--- START Records shown ---

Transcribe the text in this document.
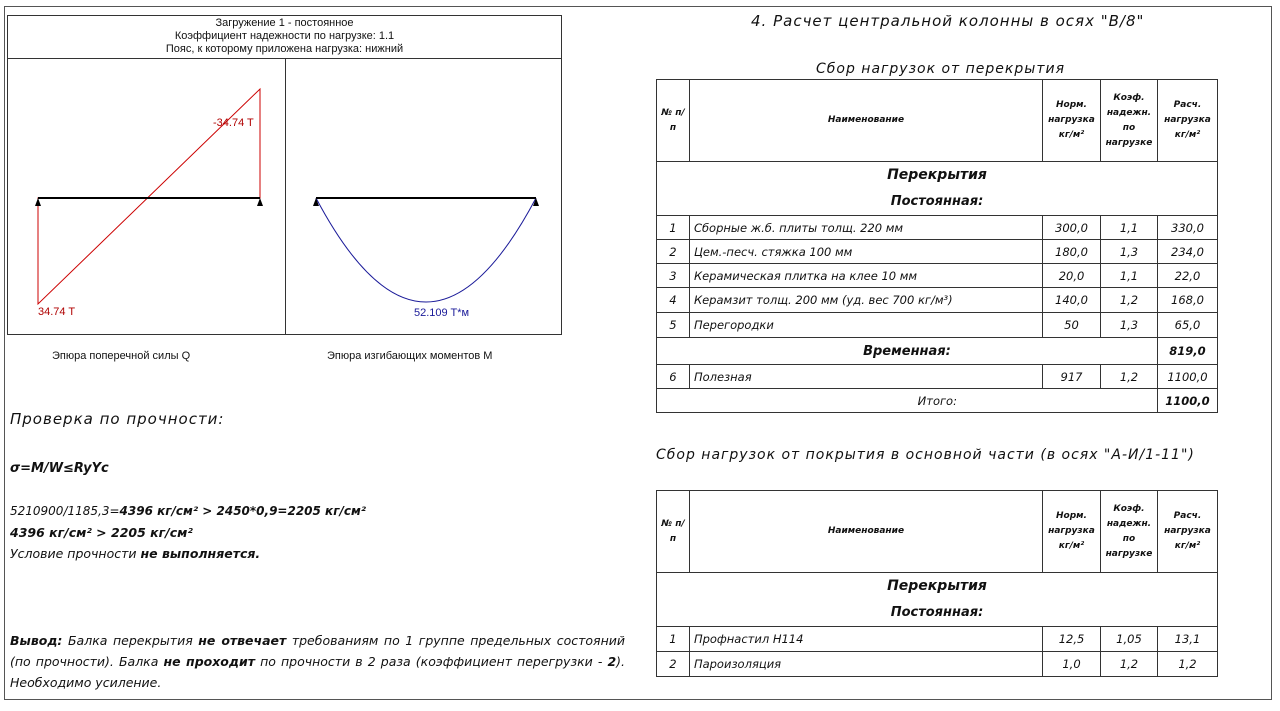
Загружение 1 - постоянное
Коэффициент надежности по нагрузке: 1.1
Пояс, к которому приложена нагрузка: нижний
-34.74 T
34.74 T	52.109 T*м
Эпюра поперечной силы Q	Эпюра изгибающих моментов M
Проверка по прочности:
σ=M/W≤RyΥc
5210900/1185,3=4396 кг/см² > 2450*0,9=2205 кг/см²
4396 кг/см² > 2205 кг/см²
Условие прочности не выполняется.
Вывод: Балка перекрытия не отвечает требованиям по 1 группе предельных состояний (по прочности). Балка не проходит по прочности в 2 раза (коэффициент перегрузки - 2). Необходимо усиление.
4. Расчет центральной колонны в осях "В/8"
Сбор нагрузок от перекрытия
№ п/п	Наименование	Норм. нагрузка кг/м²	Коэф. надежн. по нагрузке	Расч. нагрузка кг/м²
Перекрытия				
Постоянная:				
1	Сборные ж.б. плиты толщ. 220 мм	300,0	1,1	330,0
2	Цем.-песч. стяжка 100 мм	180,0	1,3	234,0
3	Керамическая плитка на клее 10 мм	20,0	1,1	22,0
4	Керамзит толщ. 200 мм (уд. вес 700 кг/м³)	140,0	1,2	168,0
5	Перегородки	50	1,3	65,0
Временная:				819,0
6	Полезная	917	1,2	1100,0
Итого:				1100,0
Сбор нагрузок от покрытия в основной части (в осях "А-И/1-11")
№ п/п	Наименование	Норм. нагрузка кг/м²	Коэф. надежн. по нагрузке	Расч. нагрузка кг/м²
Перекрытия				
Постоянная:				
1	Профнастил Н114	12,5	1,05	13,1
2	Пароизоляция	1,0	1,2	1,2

--- END Records shown ---
--- START Records shown ---

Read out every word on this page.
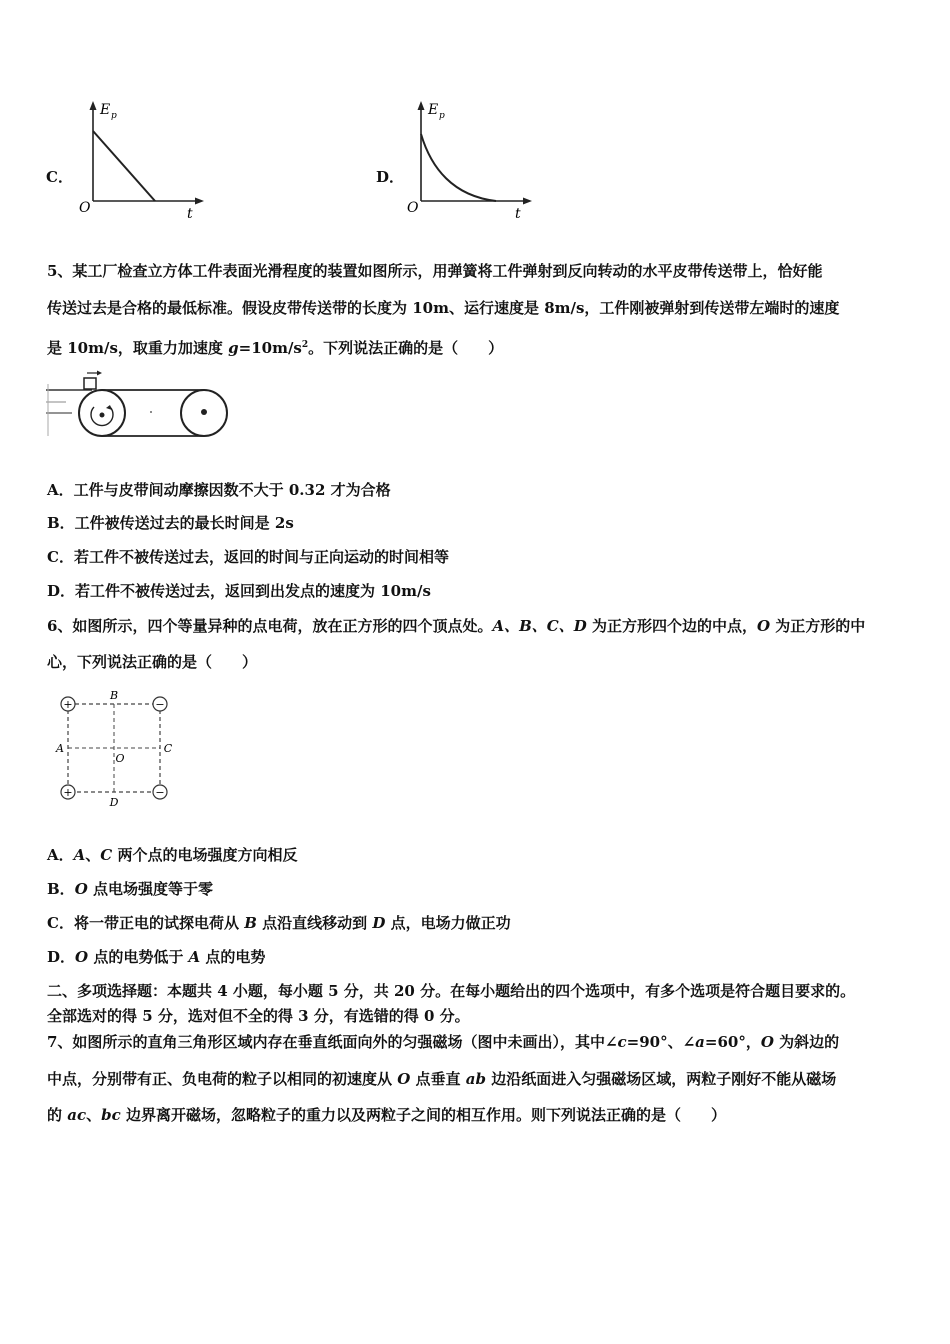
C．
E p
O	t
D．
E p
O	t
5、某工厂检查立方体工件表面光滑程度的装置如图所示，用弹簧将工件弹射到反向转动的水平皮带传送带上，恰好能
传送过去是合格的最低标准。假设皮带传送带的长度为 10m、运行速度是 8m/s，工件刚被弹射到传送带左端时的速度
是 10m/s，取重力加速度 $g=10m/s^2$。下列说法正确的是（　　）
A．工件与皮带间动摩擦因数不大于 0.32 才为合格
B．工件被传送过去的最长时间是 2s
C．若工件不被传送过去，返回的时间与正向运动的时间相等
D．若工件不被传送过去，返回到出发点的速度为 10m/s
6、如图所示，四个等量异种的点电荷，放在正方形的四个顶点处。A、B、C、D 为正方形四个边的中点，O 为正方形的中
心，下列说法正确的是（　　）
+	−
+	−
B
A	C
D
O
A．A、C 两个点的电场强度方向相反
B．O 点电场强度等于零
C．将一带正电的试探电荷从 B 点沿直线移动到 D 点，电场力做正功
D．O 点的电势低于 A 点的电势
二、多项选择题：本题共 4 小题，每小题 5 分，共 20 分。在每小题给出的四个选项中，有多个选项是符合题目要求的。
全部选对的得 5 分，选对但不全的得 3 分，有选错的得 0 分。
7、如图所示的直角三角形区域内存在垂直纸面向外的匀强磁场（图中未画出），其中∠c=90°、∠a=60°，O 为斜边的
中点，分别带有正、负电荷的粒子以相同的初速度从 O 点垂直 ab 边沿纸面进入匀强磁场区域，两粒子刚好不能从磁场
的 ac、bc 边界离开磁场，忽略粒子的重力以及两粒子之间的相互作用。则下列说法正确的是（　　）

--- END Records shown ---

### What to work on
Go through the material and copy out every line with "осях" in it.

### Full answer
4. Расчет центральной колонны в осях "В/8"
Сбор нагрузок от покрытия в основной части (в осях "А-И/1-11")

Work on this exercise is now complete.